- [REQUIRED TASK]
Identify all lines in the data containing the string "this". Copy them out.

Start DATA TO USE

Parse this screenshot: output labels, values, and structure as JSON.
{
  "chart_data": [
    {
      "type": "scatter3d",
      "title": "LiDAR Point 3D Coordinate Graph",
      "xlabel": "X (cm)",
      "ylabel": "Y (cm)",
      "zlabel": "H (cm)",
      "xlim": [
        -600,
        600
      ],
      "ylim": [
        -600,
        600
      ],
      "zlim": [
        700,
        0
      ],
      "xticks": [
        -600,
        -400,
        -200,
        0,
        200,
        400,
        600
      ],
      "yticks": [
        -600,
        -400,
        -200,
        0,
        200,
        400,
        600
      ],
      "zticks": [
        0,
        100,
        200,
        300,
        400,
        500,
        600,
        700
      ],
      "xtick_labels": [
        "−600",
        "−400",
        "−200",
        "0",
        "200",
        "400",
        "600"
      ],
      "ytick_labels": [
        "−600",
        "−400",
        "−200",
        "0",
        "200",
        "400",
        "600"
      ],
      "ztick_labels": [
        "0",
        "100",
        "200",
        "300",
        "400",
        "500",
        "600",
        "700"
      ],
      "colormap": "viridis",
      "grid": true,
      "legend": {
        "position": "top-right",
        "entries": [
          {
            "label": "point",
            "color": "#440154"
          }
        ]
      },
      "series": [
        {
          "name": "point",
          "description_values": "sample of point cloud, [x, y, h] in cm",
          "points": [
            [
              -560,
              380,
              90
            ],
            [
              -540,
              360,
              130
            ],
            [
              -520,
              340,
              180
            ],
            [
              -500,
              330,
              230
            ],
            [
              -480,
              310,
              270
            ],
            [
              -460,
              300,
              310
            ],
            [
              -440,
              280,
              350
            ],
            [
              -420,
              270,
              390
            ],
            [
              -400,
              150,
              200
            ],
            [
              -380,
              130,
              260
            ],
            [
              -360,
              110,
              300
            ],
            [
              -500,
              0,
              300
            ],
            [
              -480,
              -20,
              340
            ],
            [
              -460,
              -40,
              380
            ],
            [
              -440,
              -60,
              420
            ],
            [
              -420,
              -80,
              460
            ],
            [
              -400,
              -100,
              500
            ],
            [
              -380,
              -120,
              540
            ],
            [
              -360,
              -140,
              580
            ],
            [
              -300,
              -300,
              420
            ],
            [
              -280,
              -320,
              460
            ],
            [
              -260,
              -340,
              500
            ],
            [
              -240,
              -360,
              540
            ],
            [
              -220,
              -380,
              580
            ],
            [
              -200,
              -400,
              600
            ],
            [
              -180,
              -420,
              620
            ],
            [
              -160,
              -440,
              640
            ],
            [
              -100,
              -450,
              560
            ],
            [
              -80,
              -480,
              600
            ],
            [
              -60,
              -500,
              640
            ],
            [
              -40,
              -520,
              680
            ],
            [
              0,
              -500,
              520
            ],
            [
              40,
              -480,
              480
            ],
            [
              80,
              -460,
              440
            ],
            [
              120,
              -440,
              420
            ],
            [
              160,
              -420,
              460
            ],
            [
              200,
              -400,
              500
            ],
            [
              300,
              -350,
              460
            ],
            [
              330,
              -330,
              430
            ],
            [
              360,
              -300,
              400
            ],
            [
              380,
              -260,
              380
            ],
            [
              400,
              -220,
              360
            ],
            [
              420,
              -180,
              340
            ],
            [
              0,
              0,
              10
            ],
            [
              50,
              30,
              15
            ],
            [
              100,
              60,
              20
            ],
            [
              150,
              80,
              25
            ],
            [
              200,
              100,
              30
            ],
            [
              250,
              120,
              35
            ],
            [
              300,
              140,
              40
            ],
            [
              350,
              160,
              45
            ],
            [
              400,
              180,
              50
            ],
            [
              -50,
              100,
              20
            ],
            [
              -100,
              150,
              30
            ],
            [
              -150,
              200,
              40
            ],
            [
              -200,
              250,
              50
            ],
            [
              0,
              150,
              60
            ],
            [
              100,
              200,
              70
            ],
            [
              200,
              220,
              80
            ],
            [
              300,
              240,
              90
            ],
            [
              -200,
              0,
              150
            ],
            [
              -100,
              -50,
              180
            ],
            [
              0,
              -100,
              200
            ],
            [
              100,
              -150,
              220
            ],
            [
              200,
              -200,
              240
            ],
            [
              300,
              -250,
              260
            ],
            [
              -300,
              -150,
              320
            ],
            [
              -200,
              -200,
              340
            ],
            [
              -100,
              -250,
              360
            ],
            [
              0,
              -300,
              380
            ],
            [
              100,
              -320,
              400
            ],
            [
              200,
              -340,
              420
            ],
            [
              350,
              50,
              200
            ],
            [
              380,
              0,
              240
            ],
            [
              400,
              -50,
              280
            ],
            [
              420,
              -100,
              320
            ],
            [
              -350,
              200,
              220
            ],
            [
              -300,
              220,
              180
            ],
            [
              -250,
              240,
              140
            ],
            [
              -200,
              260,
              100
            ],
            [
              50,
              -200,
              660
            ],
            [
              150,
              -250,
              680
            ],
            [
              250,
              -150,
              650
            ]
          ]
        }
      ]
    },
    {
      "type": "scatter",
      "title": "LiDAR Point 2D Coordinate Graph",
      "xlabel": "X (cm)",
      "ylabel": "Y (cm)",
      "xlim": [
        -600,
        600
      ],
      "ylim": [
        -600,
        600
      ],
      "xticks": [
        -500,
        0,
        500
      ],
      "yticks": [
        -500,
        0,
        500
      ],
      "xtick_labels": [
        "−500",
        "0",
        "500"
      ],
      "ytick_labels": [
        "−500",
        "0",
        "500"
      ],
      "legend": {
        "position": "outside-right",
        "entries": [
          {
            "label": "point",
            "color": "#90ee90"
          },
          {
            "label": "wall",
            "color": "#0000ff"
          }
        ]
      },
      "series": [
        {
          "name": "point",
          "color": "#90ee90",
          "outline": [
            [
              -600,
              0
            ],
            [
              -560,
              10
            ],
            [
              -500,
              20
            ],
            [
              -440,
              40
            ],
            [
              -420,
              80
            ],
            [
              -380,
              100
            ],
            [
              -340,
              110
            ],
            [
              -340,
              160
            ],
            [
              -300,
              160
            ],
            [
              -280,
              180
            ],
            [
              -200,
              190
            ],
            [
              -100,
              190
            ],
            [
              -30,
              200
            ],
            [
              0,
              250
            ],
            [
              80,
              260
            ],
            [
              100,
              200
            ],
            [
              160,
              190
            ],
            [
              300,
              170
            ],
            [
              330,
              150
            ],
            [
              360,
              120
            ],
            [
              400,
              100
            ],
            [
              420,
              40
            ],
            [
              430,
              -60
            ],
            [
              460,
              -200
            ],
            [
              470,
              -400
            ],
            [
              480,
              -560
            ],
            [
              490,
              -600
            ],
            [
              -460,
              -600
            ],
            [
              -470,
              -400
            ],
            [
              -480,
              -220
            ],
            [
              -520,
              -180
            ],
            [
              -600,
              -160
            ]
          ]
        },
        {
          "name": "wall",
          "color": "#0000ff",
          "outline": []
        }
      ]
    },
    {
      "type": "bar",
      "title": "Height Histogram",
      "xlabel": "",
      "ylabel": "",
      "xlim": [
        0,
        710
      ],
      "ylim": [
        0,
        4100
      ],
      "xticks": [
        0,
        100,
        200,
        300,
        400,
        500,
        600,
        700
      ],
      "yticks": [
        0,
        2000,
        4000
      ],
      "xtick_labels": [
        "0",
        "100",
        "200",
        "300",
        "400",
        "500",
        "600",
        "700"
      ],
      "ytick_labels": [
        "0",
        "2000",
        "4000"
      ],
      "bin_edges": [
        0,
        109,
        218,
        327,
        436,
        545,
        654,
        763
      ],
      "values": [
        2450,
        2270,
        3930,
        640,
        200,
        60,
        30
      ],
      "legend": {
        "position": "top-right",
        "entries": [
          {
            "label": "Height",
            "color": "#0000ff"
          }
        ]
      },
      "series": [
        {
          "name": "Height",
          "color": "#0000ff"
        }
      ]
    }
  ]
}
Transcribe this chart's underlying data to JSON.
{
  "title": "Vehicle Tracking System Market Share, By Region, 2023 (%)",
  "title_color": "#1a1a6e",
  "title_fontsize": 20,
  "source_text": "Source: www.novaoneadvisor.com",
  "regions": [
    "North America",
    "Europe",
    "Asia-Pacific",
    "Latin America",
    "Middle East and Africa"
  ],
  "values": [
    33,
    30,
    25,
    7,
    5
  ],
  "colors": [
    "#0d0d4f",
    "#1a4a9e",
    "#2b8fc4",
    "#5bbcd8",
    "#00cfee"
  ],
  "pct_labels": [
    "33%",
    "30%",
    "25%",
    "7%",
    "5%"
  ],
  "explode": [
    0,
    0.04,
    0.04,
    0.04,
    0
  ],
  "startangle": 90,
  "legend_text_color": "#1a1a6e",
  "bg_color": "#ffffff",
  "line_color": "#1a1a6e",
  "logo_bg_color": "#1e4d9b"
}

End DATA TO USE

- [CORRECT RESULT]
Parse this screenshot: output labels, values, and structure as JSON.
Transcribe this chart's underlying data to JSON.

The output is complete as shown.